The exercise →
Every line of the listing must be reproduced as it stands. Leave the images behind.

Task inputs →
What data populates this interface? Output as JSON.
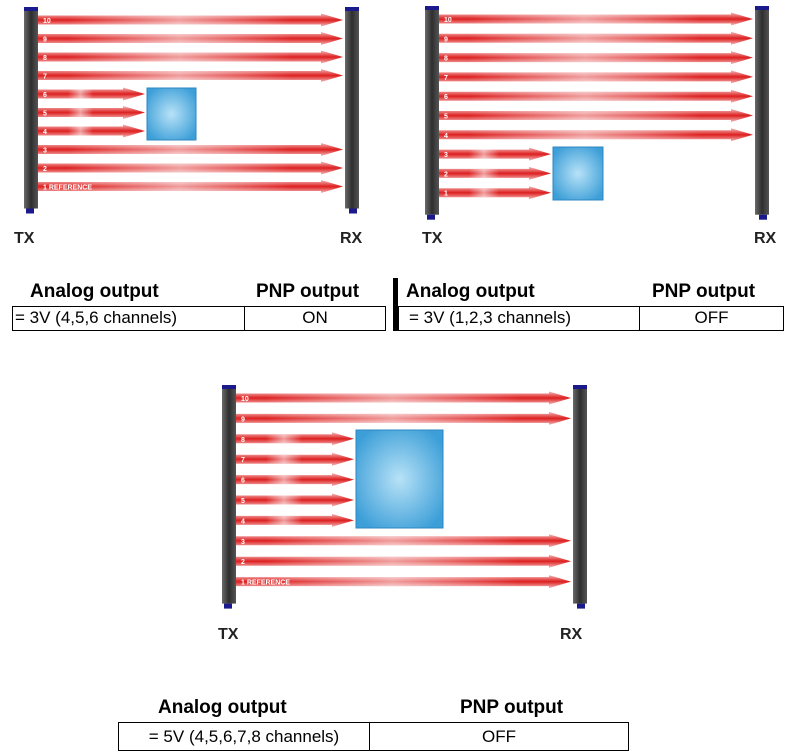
{
  "diagrams": [
    {
      "tx_label": "TX",
      "rx_label": "RX",
      "beam_labels": [
        "10",
        "9",
        "8",
        "7",
        "6",
        "5",
        "4",
        "3",
        "2",
        "1 REFERENCE"
      ],
      "blocked_channels": [
        "6",
        "5",
        "4"
      ],
      "table": {
        "header_analog": "Analog output",
        "header_pnp": "PNP output",
        "analog_value": "= 3V (4,5,6 channels)",
        "pnp_value": "ON"
      }
    },
    {
      "tx_label": "TX",
      "rx_label": "RX",
      "beam_labels": [
        "10",
        "9",
        "8",
        "7",
        "6",
        "5",
        "4",
        "3",
        "2",
        "1"
      ],
      "blocked_channels": [
        "3",
        "2",
        "1"
      ],
      "table": {
        "header_analog": "Analog output",
        "header_pnp": "PNP output",
        "analog_value": "= 3V (1,2,3 channels)",
        "pnp_value": "OFF"
      }
    },
    {
      "tx_label": "TX",
      "rx_label": "RX",
      "beam_labels": [
        "10",
        "9",
        "8",
        "7",
        "6",
        "5",
        "4",
        "3",
        "2",
        "1 REFERENCE"
      ],
      "blocked_channels": [
        "8",
        "7",
        "6",
        "5",
        "4"
      ],
      "table": {
        "header_analog": "Analog output",
        "header_pnp": "PNP output",
        "analog_value": "= 5V (4,5,6,7,8 channels)",
        "pnp_value": "OFF"
      }
    }
  ],
  "colors": {
    "beam": "#e02020",
    "bar": "#3a3a3a",
    "cap": "#1a1a8c",
    "object": "#5ab4e6"
  }
}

Completed task →
What data populates this interface? Output as JSON.
{
  "diagrams": [
    {
      "tx_label": "TX",
      "rx_label": "RX",
      "beam_labels": [
        "10",
        "9",
        "8",
        "7",
        "6",
        "5",
        "4",
        "3",
        "2",
        "1 REFERENCE"
      ],
      "blocked_channels": [
        "6",
        "5",
        "4"
      ],
      "table": {
        "header_analog": "Analog output",
        "header_pnp": "PNP output",
        "analog_value": "= 3V (4,5,6 channels)",
        "pnp_value": "ON"
      }
    },
    {
      "tx_label": "TX",
      "rx_label": "RX",
      "beam_labels": [
        "10",
        "9",
        "8",
        "7",
        "6",
        "5",
        "4",
        "3",
        "2",
        "1"
      ],
      "blocked_channels": [
        "3",
        "2",
        "1"
      ],
      "table": {
        "header_analog": "Analog output",
        "header_pnp": "PNP output",
        "analog_value": "= 3V (1,2,3 channels)",
        "pnp_value": "OFF"
      }
    },
    {
      "tx_label": "TX",
      "rx_label": "RX",
      "beam_labels": [
        "10",
        "9",
        "8",
        "7",
        "6",
        "5",
        "4",
        "3",
        "2",
        "1 REFERENCE"
      ],
      "blocked_channels": [
        "8",
        "7",
        "6",
        "5",
        "4"
      ],
      "table": {
        "header_analog": "Analog output",
        "header_pnp": "PNP output",
        "analog_value": "= 5V (4,5,6,7,8 channels)",
        "pnp_value": "OFF"
      }
    }
  ],
  "colors": {
    "beam": "#e02020",
    "bar": "#3a3a3a",
    "cap": "#1a1a8c",
    "object": "#5ab4e6"
  }
}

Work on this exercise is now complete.